(Figure contents as structured data)
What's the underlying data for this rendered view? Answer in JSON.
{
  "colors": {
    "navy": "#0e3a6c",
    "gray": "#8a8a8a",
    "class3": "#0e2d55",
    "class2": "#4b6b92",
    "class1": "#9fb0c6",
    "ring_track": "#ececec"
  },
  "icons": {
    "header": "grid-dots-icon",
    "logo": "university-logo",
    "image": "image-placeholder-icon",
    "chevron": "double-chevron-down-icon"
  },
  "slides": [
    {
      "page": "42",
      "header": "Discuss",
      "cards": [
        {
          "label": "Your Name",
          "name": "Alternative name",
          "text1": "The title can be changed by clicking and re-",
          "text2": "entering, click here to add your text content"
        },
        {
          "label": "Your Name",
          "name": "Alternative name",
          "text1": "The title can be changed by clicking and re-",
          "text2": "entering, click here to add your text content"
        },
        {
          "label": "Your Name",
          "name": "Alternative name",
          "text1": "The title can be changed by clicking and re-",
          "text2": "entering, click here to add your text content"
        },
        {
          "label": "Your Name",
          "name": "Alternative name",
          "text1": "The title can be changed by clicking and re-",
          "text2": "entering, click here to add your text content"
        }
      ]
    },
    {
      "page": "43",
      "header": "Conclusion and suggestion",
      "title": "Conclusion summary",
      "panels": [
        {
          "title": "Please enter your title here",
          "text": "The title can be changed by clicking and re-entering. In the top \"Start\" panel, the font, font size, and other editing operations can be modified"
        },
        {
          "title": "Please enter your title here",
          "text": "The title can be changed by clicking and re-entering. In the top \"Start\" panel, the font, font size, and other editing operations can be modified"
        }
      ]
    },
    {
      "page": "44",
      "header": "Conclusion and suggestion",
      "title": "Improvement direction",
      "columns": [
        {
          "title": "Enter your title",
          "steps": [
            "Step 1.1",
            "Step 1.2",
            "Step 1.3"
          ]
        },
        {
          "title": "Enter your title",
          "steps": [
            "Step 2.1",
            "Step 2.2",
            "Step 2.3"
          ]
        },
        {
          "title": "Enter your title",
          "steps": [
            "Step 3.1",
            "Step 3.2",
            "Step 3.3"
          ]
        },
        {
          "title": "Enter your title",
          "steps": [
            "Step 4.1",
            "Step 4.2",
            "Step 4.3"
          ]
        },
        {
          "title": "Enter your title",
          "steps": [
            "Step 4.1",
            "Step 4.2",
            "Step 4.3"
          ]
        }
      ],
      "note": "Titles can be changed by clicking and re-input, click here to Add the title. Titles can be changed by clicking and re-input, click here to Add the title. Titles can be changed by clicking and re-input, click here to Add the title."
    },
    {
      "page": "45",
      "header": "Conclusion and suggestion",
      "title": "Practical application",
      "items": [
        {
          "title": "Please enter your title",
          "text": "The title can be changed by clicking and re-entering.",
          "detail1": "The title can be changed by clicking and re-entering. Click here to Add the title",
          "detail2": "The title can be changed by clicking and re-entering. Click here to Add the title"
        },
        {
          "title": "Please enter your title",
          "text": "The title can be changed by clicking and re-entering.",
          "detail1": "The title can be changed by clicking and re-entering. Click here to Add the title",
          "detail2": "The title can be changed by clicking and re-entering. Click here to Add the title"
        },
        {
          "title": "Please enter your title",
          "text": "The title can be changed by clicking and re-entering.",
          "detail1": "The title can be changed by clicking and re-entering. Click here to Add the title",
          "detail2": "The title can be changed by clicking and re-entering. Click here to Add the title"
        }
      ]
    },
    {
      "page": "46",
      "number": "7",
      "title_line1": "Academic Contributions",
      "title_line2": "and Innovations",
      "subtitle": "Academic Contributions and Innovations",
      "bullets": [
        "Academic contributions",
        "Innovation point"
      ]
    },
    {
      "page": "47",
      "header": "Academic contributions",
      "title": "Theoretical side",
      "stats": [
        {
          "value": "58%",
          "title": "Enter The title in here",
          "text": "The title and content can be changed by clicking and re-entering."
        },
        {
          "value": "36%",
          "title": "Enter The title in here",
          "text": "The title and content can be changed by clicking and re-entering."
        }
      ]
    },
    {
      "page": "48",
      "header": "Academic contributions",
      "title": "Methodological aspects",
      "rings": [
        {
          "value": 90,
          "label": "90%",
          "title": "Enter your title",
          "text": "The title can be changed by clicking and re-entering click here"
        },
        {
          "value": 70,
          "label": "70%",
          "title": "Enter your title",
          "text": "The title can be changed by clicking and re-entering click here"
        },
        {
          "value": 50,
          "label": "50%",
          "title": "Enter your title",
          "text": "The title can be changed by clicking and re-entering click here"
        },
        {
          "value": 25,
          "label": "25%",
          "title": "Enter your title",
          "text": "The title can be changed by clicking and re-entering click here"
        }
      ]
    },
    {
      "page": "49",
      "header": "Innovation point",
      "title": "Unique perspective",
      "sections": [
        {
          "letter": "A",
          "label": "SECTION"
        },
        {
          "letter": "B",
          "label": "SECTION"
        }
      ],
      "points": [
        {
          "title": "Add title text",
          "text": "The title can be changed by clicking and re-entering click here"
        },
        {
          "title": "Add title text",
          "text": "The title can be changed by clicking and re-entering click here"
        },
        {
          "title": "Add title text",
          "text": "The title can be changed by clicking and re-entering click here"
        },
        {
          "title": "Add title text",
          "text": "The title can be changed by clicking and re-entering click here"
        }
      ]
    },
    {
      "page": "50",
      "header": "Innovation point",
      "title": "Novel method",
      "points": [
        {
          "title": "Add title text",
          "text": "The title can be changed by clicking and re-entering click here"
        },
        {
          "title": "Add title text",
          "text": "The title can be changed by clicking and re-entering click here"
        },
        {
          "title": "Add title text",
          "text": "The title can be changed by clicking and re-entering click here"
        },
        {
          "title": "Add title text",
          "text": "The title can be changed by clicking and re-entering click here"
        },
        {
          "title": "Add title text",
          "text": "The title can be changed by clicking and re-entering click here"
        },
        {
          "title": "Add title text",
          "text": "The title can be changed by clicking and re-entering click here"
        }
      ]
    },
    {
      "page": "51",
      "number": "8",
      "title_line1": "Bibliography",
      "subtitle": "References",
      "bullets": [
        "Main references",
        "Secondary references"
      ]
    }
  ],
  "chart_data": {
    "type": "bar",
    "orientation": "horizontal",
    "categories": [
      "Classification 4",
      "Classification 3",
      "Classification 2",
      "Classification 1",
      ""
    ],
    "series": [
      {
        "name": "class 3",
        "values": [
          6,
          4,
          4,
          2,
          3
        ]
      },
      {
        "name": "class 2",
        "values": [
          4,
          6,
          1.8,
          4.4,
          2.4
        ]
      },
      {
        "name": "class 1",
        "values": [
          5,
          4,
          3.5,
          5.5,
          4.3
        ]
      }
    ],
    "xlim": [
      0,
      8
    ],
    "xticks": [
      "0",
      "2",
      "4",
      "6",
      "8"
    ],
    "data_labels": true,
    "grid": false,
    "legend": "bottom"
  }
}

## What the task requires
Write down every line of the data exactly as it appears above.

## Result of this task
What's the underlying data for this rendered view? Answer in JSON.
{
  "colors": {
    "navy": "#0e3a6c",
    "gray": "#8a8a8a",
    "class3": "#0e2d55",
    "class2": "#4b6b92",
    "class1": "#9fb0c6",
    "ring_track": "#ececec"
  },
  "icons": {
    "header": "grid-dots-icon",
    "logo": "university-logo",
    "image": "image-placeholder-icon",
    "chevron": "double-chevron-down-icon"
  },
  "slides": [
    {
      "page": "42",
      "header": "Discuss",
      "cards": [
        {
          "label": "Your Name",
          "name": "Alternative name",
          "text1": "The title can be changed by clicking and re-",
          "text2": "entering, click here to add your text content"
        },
        {
          "label": "Your Name",
          "name": "Alternative name",
          "text1": "The title can be changed by clicking and re-",
          "text2": "entering, click here to add your text content"
        },
        {
          "label": "Your Name",
          "name": "Alternative name",
          "text1": "The title can be changed by clicking and re-",
          "text2": "entering, click here to add your text content"
        },
        {
          "label": "Your Name",
          "name": "Alternative name",
          "text1": "The title can be changed by clicking and re-",
          "text2": "entering, click here to add your text content"
        }
      ]
    },
    {
      "page": "43",
      "header": "Conclusion and suggestion",
      "title": "Conclusion summary",
      "panels": [
        {
          "title": "Please enter your title here",
          "text": "The title can be changed by clicking and re-entering. In the top \"Start\" panel, the font, font size, and other editing operations can be modified"
        },
        {
          "title": "Please enter your title here",
          "text": "The title can be changed by clicking and re-entering. In the top \"Start\" panel, the font, font size, and other editing operations can be modified"
        }
      ]
    },
    {
      "page": "44",
      "header": "Conclusion and suggestion",
      "title": "Improvement direction",
      "columns": [
        {
          "title": "Enter your title",
          "steps": [
            "Step 1.1",
            "Step 1.2",
            "Step 1.3"
          ]
        },
        {
          "title": "Enter your title",
          "steps": [
            "Step 2.1",
            "Step 2.2",
            "Step 2.3"
          ]
        },
        {
          "title": "Enter your title",
          "steps": [
            "Step 3.1",
            "Step 3.2",
            "Step 3.3"
          ]
        },
        {
          "title": "Enter your title",
          "steps": [
            "Step 4.1",
            "Step 4.2",
            "Step 4.3"
          ]
        },
        {
          "title": "Enter your title",
          "steps": [
            "Step 4.1",
            "Step 4.2",
            "Step 4.3"
          ]
        }
      ],
      "note": "Titles can be changed by clicking and re-input, click here to Add the title. Titles can be changed by clicking and re-input, click here to Add the title. Titles can be changed by clicking and re-input, click here to Add the title."
    },
    {
      "page": "45",
      "header": "Conclusion and suggestion",
      "title": "Practical application",
      "items": [
        {
          "title": "Please enter your title",
          "text": "The title can be changed by clicking and re-entering.",
          "detail1": "The title can be changed by clicking and re-entering. Click here to Add the title",
          "detail2": "The title can be changed by clicking and re-entering. Click here to Add the title"
        },
        {
          "title": "Please enter your title",
          "text": "The title can be changed by clicking and re-entering.",
          "detail1": "The title can be changed by clicking and re-entering. Click here to Add the title",
          "detail2": "The title can be changed by clicking and re-entering. Click here to Add the title"
        },
        {
          "title": "Please enter your title",
          "text": "The title can be changed by clicking and re-entering.",
          "detail1": "The title can be changed by clicking and re-entering. Click here to Add the title",
          "detail2": "The title can be changed by clicking and re-entering. Click here to Add the title"
        }
      ]
    },
    {
      "page": "46",
      "number": "7",
      "title_line1": "Academic Contributions",
      "title_line2": "and Innovations",
      "subtitle": "Academic Contributions and Innovations",
      "bullets": [
        "Academic contributions",
        "Innovation point"
      ]
    },
    {
      "page": "47",
      "header": "Academic contributions",
      "title": "Theoretical side",
      "stats": [
        {
          "value": "58%",
          "title": "Enter The title in here",
          "text": "The title and content can be changed by clicking and re-entering."
        },
        {
          "value": "36%",
          "title": "Enter The title in here",
          "text": "The title and content can be changed by clicking and re-entering."
        }
      ]
    },
    {
      "page": "48",
      "header": "Academic contributions",
      "title": "Methodological aspects",
      "rings": [
        {
          "value": 90,
          "label": "90%",
          "title": "Enter your title",
          "text": "The title can be changed by clicking and re-entering click here"
        },
        {
          "value": 70,
          "label": "70%",
          "title": "Enter your title",
          "text": "The title can be changed by clicking and re-entering click here"
        },
        {
          "value": 50,
          "label": "50%",
          "title": "Enter your title",
          "text": "The title can be changed by clicking and re-entering click here"
        },
        {
          "value": 25,
          "label": "25%",
          "title": "Enter your title",
          "text": "The title can be changed by clicking and re-entering click here"
        }
      ]
    },
    {
      "page": "49",
      "header": "Innovation point",
      "title": "Unique perspective",
      "sections": [
        {
          "letter": "A",
          "label": "SECTION"
        },
        {
          "letter": "B",
          "label": "SECTION"
        }
      ],
      "points": [
        {
          "title": "Add title text",
          "text": "The title can be changed by clicking and re-entering click here"
        },
        {
          "title": "Add title text",
          "text": "The title can be changed by clicking and re-entering click here"
        },
        {
          "title": "Add title text",
          "text": "The title can be changed by clicking and re-entering click here"
        },
        {
          "title": "Add title text",
          "text": "The title can be changed by clicking and re-entering click here"
        }
      ]
    },
    {
      "page": "50",
      "header": "Innovation point",
      "title": "Novel method",
      "points": [
        {
          "title": "Add title text",
          "text": "The title can be changed by clicking and re-entering click here"
        },
        {
          "title": "Add title text",
          "text": "The title can be changed by clicking and re-entering click here"
        },
        {
          "title": "Add title text",
          "text": "The title can be changed by clicking and re-entering click here"
        },
        {
          "title": "Add title text",
          "text": "The title can be changed by clicking and re-entering click here"
        },
        {
          "title": "Add title text",
          "text": "The title can be changed by clicking and re-entering click here"
        },
        {
          "title": "Add title text",
          "text": "The title can be changed by clicking and re-entering click here"
        }
      ]
    },
    {
      "page": "51",
      "number": "8",
      "title_line1": "Bibliography",
      "subtitle": "References",
      "bullets": [
        "Main references",
        "Secondary references"
      ]
    }
  ],
  "chart_data": {
    "type": "bar",
    "orientation": "horizontal",
    "categories": [
      "Classification 4",
      "Classification 3",
      "Classification 2",
      "Classification 1",
      ""
    ],
    "series": [
      {
        "name": "class 3",
        "values": [
          6,
          4,
          4,
          2,
          3
        ]
      },
      {
        "name": "class 2",
        "values": [
          4,
          6,
          1.8,
          4.4,
          2.4
        ]
      },
      {
        "name": "class 1",
        "values": [
          5,
          4,
          3.5,
          5.5,
          4.3
        ]
      }
    ],
    "xlim": [
      0,
      8
    ],
    "xticks": [
      "0",
      "2",
      "4",
      "6",
      "8"
    ],
    "data_labels": true,
    "grid": false,
    "legend": "bottom"
  }
}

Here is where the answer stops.